What you will do: Extract all lines containing "jobList".

--- START OF Input rows ---

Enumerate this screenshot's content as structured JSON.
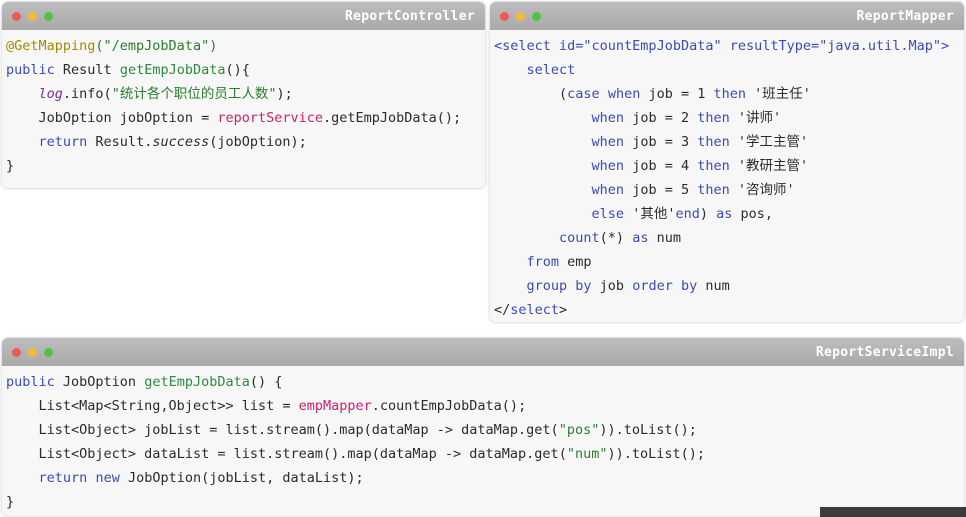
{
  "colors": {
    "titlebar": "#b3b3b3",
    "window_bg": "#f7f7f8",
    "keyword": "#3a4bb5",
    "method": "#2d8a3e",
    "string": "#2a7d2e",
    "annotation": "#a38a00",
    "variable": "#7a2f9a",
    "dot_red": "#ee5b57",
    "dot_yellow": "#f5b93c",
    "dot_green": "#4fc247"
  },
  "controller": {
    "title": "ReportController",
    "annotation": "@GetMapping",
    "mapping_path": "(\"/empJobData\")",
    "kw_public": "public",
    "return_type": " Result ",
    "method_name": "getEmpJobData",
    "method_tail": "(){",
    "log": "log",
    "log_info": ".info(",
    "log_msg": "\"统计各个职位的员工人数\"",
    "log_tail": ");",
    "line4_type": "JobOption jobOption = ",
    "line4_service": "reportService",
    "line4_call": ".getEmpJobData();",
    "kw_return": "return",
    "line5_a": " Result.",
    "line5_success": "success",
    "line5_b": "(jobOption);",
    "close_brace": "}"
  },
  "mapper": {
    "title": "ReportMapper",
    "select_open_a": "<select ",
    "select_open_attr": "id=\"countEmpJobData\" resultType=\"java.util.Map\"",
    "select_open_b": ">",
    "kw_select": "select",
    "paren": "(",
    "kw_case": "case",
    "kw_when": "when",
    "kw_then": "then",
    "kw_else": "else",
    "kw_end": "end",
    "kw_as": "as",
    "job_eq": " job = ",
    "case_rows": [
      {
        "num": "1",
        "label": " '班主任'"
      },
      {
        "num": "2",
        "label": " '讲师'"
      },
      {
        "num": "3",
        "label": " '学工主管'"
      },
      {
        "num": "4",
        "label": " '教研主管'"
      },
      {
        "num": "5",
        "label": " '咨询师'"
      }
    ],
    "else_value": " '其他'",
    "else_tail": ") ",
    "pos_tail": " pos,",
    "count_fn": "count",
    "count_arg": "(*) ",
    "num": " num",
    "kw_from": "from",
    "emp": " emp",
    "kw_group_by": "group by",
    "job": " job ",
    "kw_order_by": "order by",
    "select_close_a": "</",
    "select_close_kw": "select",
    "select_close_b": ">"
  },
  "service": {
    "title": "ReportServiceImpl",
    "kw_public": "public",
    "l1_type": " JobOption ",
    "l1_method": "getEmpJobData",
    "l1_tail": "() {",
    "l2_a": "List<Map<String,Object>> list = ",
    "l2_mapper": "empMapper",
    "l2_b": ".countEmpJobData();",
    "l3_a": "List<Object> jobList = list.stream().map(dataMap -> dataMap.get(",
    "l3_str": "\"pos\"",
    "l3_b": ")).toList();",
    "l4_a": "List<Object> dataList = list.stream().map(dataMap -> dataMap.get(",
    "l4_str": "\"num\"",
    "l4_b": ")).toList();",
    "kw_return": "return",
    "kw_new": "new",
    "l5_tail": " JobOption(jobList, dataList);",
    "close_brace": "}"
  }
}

--- END OF Input rows ---
--- START OF Input rows ---

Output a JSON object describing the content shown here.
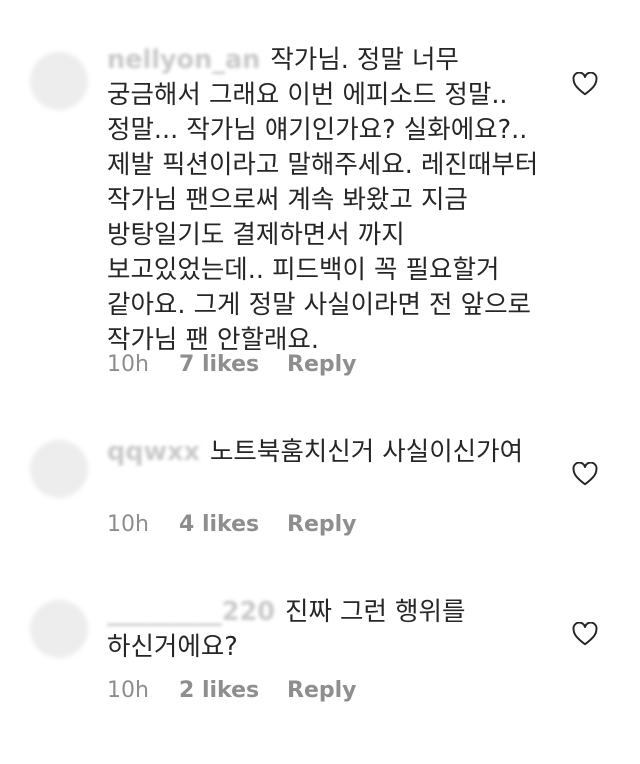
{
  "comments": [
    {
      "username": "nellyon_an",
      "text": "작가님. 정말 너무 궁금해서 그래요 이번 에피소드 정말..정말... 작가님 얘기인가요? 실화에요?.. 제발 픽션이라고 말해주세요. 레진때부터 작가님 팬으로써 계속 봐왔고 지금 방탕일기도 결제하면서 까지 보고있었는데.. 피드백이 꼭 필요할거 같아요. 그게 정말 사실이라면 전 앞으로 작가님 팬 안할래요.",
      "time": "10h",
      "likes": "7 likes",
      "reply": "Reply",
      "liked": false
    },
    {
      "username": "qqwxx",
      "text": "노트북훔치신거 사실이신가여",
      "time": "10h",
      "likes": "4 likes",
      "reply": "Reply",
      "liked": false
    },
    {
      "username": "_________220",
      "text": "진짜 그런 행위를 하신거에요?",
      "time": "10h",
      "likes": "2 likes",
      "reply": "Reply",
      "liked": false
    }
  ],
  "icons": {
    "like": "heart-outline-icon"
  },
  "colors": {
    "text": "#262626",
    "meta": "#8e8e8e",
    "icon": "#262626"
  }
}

--- END OF Input rows ---

Exercise result:
    "l3_a": "List<Object> jobList = list.stream().map(dataMap -> dataMap.get(",
    "l5_tail": " JobOption(jobList, dataList);",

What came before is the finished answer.